- TASK DESCRIPTION: Find each line with the word "Nivel" and copy it.

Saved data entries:
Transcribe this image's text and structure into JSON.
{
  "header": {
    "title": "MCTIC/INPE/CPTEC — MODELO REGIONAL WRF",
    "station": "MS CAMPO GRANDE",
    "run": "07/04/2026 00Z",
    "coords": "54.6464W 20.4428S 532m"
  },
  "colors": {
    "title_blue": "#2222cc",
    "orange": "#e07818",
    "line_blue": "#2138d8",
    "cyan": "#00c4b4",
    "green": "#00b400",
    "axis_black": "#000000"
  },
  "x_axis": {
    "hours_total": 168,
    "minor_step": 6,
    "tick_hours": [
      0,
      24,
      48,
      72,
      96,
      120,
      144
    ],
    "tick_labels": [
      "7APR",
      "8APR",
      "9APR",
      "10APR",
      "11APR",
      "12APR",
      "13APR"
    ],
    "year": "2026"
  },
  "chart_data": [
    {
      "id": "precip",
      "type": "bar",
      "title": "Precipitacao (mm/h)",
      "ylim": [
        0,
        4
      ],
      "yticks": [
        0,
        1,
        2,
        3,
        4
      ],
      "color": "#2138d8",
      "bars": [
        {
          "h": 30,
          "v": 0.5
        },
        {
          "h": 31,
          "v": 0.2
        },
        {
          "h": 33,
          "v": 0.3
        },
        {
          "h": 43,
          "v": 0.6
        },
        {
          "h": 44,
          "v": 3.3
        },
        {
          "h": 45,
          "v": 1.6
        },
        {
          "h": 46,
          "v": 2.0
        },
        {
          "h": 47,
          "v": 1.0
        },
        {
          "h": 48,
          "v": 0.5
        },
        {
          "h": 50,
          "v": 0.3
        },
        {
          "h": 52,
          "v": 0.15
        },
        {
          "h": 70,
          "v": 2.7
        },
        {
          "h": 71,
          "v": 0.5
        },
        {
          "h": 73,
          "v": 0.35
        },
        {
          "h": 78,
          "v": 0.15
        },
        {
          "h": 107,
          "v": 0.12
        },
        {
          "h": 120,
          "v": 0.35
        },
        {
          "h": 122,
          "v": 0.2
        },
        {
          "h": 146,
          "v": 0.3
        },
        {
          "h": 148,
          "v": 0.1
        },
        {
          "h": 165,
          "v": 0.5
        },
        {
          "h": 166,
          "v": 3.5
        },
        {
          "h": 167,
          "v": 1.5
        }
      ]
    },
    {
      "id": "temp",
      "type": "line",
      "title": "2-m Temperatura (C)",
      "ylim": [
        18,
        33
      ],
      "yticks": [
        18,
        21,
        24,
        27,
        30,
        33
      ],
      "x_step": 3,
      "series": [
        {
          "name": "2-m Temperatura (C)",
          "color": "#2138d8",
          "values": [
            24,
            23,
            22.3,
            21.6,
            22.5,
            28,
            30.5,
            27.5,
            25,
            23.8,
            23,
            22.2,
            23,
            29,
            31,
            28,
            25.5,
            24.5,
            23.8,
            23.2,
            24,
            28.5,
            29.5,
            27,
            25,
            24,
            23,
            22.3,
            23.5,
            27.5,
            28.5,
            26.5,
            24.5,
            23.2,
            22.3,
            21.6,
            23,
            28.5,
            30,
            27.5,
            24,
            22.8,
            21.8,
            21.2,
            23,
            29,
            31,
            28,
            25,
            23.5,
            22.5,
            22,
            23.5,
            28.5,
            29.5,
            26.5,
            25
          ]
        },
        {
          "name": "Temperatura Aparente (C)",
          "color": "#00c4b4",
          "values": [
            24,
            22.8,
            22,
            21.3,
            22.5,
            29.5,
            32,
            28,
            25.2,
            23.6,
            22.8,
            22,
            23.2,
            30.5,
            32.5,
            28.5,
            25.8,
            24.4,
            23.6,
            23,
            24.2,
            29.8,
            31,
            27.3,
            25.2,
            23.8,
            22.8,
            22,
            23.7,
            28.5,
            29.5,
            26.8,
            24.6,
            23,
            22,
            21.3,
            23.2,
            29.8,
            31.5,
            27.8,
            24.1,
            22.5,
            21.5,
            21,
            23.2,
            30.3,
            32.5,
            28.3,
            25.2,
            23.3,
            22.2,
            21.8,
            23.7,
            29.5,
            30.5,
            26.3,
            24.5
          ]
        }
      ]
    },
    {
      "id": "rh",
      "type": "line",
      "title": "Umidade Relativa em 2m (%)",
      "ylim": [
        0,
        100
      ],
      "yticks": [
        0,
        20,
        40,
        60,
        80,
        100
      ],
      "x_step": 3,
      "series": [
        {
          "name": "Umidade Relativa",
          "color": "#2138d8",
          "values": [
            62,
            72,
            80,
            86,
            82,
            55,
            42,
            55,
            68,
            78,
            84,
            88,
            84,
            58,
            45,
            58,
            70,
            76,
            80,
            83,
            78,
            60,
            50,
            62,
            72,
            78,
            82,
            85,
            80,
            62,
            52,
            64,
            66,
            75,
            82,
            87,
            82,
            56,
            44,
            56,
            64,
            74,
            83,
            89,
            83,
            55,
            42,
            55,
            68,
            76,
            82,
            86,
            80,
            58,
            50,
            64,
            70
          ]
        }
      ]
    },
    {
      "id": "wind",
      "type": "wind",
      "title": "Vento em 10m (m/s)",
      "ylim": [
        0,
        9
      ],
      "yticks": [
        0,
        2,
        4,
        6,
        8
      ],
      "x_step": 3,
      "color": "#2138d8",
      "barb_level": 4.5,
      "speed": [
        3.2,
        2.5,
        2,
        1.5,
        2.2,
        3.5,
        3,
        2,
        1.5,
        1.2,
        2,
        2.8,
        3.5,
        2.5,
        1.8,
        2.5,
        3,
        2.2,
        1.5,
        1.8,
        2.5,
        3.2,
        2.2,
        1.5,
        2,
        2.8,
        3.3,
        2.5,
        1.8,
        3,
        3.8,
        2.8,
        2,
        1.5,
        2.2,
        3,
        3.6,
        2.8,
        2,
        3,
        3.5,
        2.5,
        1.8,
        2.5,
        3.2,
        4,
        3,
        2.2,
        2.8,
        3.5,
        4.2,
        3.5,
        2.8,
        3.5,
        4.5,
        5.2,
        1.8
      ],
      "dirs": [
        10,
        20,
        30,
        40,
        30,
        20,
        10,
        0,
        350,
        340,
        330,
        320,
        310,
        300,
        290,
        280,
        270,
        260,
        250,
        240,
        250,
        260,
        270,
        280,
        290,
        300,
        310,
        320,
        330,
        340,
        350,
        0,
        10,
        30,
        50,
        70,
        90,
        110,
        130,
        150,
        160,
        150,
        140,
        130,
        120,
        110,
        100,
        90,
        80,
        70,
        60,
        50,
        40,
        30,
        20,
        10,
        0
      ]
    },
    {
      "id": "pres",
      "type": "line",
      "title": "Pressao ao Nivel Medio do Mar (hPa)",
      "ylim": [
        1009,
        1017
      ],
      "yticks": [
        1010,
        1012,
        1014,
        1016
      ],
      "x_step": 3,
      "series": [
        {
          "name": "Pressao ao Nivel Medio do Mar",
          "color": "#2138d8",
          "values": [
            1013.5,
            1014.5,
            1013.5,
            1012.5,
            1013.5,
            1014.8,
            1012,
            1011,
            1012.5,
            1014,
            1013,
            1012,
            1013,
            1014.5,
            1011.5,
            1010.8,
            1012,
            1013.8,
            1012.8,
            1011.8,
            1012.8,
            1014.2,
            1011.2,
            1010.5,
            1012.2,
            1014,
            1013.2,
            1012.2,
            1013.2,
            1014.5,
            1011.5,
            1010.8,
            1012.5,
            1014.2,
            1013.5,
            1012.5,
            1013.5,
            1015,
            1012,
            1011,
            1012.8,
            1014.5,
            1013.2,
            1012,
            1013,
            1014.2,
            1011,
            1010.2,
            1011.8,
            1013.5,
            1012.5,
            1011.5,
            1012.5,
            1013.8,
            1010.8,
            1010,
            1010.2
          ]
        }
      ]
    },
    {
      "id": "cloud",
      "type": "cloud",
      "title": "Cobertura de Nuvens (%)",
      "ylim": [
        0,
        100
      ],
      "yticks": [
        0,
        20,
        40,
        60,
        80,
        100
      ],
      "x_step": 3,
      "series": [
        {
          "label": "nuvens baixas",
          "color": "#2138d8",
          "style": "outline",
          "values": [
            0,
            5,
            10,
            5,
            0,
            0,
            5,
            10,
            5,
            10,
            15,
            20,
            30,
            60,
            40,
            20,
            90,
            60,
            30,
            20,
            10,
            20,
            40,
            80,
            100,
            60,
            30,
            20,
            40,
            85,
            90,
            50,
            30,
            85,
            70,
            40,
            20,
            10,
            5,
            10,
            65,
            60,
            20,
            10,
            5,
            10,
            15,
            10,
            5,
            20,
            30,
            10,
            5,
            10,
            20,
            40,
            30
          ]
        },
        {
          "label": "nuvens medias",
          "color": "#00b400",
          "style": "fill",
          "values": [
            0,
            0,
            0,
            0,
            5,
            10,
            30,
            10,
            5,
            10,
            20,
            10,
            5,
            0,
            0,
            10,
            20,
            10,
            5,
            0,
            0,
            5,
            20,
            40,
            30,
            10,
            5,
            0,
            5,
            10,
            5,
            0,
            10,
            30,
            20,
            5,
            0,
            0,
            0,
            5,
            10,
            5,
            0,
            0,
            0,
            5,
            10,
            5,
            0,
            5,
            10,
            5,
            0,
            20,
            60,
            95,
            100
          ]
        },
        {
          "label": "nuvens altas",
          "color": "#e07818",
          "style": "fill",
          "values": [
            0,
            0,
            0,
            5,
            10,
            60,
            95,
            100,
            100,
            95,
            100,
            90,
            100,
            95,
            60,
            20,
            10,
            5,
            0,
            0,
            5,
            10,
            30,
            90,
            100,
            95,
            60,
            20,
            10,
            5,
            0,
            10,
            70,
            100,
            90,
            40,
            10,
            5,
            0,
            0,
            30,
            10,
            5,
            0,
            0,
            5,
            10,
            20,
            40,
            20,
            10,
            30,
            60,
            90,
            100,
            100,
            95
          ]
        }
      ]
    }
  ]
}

- EXERCISE RESPONSE:
      "title": "Pressao ao Nivel Medio do Mar (hPa)",
          "name": "Pressao ao Nivel Medio do Mar",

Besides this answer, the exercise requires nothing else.